PROBLEM.
Render every line of the material below as a numbered list, omitting any blank lines.

Recorded data:
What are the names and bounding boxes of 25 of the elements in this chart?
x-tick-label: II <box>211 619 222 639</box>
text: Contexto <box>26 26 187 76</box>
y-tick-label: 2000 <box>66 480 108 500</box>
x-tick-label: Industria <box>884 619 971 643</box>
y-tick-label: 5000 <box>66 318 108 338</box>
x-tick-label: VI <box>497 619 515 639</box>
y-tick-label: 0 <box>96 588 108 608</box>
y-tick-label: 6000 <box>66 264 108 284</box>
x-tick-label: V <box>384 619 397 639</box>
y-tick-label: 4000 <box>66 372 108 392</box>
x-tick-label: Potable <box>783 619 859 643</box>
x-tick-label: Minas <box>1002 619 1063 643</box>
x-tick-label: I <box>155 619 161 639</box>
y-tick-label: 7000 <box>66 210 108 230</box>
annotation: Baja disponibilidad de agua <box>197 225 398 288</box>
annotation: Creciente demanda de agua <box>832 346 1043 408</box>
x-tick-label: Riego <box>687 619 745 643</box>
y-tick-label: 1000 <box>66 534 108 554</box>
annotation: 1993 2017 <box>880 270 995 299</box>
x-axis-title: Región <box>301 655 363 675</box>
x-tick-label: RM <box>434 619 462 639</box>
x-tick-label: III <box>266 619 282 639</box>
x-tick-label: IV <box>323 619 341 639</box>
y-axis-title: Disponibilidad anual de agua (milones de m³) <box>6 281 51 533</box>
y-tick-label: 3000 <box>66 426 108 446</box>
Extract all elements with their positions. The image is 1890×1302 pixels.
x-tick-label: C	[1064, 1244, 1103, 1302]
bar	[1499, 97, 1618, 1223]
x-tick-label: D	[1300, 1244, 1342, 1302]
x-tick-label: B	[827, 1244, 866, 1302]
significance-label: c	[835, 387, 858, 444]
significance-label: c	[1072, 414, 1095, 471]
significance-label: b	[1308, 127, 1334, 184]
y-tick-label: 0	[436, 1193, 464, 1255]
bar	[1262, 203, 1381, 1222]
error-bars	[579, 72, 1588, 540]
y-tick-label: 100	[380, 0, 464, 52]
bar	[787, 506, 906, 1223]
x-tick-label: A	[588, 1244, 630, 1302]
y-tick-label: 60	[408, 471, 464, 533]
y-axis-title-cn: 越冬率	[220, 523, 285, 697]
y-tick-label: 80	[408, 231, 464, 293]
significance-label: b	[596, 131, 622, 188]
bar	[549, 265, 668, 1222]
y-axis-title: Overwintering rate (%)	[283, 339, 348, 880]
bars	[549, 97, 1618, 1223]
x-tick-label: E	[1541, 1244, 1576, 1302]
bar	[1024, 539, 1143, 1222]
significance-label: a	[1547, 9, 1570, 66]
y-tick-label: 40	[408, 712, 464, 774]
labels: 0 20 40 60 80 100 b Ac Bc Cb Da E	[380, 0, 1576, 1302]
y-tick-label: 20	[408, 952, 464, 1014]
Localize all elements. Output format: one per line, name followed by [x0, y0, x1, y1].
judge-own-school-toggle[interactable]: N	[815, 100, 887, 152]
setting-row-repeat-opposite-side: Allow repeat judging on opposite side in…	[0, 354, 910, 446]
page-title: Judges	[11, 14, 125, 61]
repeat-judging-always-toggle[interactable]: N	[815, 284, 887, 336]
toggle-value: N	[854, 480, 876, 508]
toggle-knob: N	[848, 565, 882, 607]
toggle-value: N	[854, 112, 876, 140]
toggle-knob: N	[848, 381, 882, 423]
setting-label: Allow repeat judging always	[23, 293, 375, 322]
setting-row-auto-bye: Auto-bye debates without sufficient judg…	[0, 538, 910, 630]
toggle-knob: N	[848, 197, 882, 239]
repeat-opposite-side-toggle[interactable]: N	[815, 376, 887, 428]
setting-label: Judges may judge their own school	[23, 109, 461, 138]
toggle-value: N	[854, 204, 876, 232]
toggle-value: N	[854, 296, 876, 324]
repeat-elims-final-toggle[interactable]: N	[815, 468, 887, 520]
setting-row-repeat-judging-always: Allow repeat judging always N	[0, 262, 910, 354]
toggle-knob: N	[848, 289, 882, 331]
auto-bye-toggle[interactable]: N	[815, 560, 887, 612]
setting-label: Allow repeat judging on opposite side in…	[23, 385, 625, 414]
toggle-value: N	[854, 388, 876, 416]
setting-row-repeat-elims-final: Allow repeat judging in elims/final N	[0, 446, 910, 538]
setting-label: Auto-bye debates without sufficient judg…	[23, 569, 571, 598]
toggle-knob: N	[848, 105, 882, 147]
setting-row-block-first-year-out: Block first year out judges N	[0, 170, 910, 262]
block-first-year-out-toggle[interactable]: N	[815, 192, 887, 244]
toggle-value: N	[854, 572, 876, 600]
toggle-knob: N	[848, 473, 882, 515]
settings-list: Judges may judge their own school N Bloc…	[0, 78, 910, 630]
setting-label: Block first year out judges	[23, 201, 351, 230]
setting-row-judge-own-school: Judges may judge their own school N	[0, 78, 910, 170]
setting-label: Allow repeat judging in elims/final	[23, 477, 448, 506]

PROBLEM SOLUTION.
1. What are the names and bounding boxes of 25 of the elements in this chart?
2. x-tick-label: II <box>211 619 222 639</box>
3. text: Contexto <box>26 26 187 76</box>
4. y-tick-label: 2000 <box>66 480 108 500</box>
5. x-tick-label: Industria <box>884 619 971 643</box>
6. y-tick-label: 5000 <box>66 318 108 338</box>
7. x-tick-label: VI <box>497 619 515 639</box>
8. y-tick-label: 0 <box>96 588 108 608</box>
9. y-tick-label: 6000 <box>66 264 108 284</box>
10. x-tick-label: V <box>384 619 397 639</box>
11. y-tick-label: 4000 <box>66 372 108 392</box>
12. x-tick-label: Potable <box>783 619 859 643</box>
13. x-tick-label: Minas <box>1002 619 1063 643</box>
14. x-tick-label: I <box>155 619 161 639</box>
15. y-tick-label: 7000 <box>66 210 108 230</box>
16. annotation: Baja disponibilidad de agua <box>197 225 398 288</box>
17. annotation: Creciente demanda de agua <box>832 346 1043 408</box>
18. x-tick-label: Riego <box>687 619 745 643</box>
19. y-tick-label: 1000 <box>66 534 108 554</box>
20. annotation: 1993 2017 <box>880 270 995 299</box>
21. x-axis-title: Región <box>301 655 363 675</box>
22. x-tick-label: RM <box>434 619 462 639</box>
23. x-tick-label: III <box>266 619 282 639</box>
24. x-tick-label: IV <box>323 619 341 639</box>
25. y-axis-title: Disponibilidad anual de agua (milones de m³) <box>6 281 51 533</box>
26. y-tick-label: 3000 <box>66 426 108 446</box>
27. Extract all elements with their positions. The image is 1890×1302 pixels.
28. x-tick-label: C	[1064, 1244, 1103, 1302]
29. bar	[1499, 97, 1618, 1223]
30. x-tick-label: D	[1300, 1244, 1342, 1302]
31. x-tick-label: B	[827, 1244, 866, 1302]
32. significance-label: c	[835, 387, 858, 444]
33. significance-label: c	[1072, 414, 1095, 471]
34. significance-label: b	[1308, 127, 1334, 184]
35. y-tick-label: 0	[436, 1193, 464, 1255]
36. bar	[1262, 203, 1381, 1222]
37. error-bars	[579, 72, 1588, 540]
38. y-tick-label: 100	[380, 0, 464, 52]
39. bar	[787, 506, 906, 1223]
40. x-tick-label: A	[588, 1244, 630, 1302]
41. y-tick-label: 60	[408, 471, 464, 533]
42. y-axis-title-cn: 越冬率	[220, 523, 285, 697]
43. y-tick-label: 80	[408, 231, 464, 293]
44. significance-label: b	[596, 131, 622, 188]
45. bar	[549, 265, 668, 1222]
46. y-axis-title: Overwintering rate (%)	[283, 339, 348, 880]
47. bars	[549, 97, 1618, 1223]
48. x-tick-label: E	[1541, 1244, 1576, 1302]
49. bar	[1024, 539, 1143, 1222]
50. significance-label: a	[1547, 9, 1570, 66]
51. y-tick-label: 40	[408, 712, 464, 774]
52. labels: 0 20 40 60 80 100 b Ac Bc Cb Da E	[380, 0, 1576, 1302]
53. y-tick-label: 20	[408, 952, 464, 1014]
54. Localize all elements. Output format: one per line, name followed by [x0, y0, x1, y1].
55. judge-own-school-toggle[interactable]: N	[815, 100, 887, 152]
56. setting-row-repeat-opposite-side: Allow repeat judging on opposite side in…	[0, 354, 910, 446]
57. page-title: Judges	[11, 14, 125, 61]
58. repeat-judging-always-toggle[interactable]: N	[815, 284, 887, 336]
59. toggle-value: N	[854, 480, 876, 508]
60. toggle-knob: N	[848, 565, 882, 607]
61. toggle-value: N	[854, 112, 876, 140]
62. toggle-knob: N	[848, 381, 882, 423]
63. setting-label: Allow repeat judging always	[23, 293, 375, 322]
64. setting-row-auto-bye: Auto-bye debates without sufficient judg…	[0, 538, 910, 630]
65. toggle-knob: N	[848, 197, 882, 239]
66. repeat-opposite-side-toggle[interactable]: N	[815, 376, 887, 428]
67. setting-label: Judges may judge their own school	[23, 109, 461, 138]
68. toggle-value: N	[854, 204, 876, 232]
69. toggle-value: N	[854, 296, 876, 324]
70. repeat-elims-final-toggle[interactable]: N	[815, 468, 887, 520]
71. setting-row-repeat-judging-always: Allow repeat judging always N	[0, 262, 910, 354]
72. toggle-knob: N	[848, 289, 882, 331]
73. auto-bye-toggle[interactable]: N	[815, 560, 887, 612]
74. setting-label: Allow repeat judging on opposite side in…	[23, 385, 625, 414]
75. toggle-value: N	[854, 388, 876, 416]
76. setting-row-repeat-elims-final: Allow repeat judging in elims/final N	[0, 446, 910, 538]
77. setting-label: Auto-bye debates without sufficient judg…	[23, 569, 571, 598]
78. toggle-knob: N	[848, 105, 882, 147]
79. setting-row-block-first-year-out: Block first year out judges N	[0, 170, 910, 262]
80. block-first-year-out-toggle[interactable]: N	[815, 192, 887, 244]
81. toggle-value: N	[854, 572, 876, 600]
82. toggle-knob: N	[848, 473, 882, 515]
83. settings-list: Judges may judge their own school N Bloc…	[0, 78, 910, 630]
84. setting-label: Block first year out judges	[23, 201, 351, 230]
85. setting-row-judge-own-school: Judges may judge their own school N	[0, 78, 910, 170]
86. setting-label: Allow repeat judging in elims/final	[23, 477, 448, 506]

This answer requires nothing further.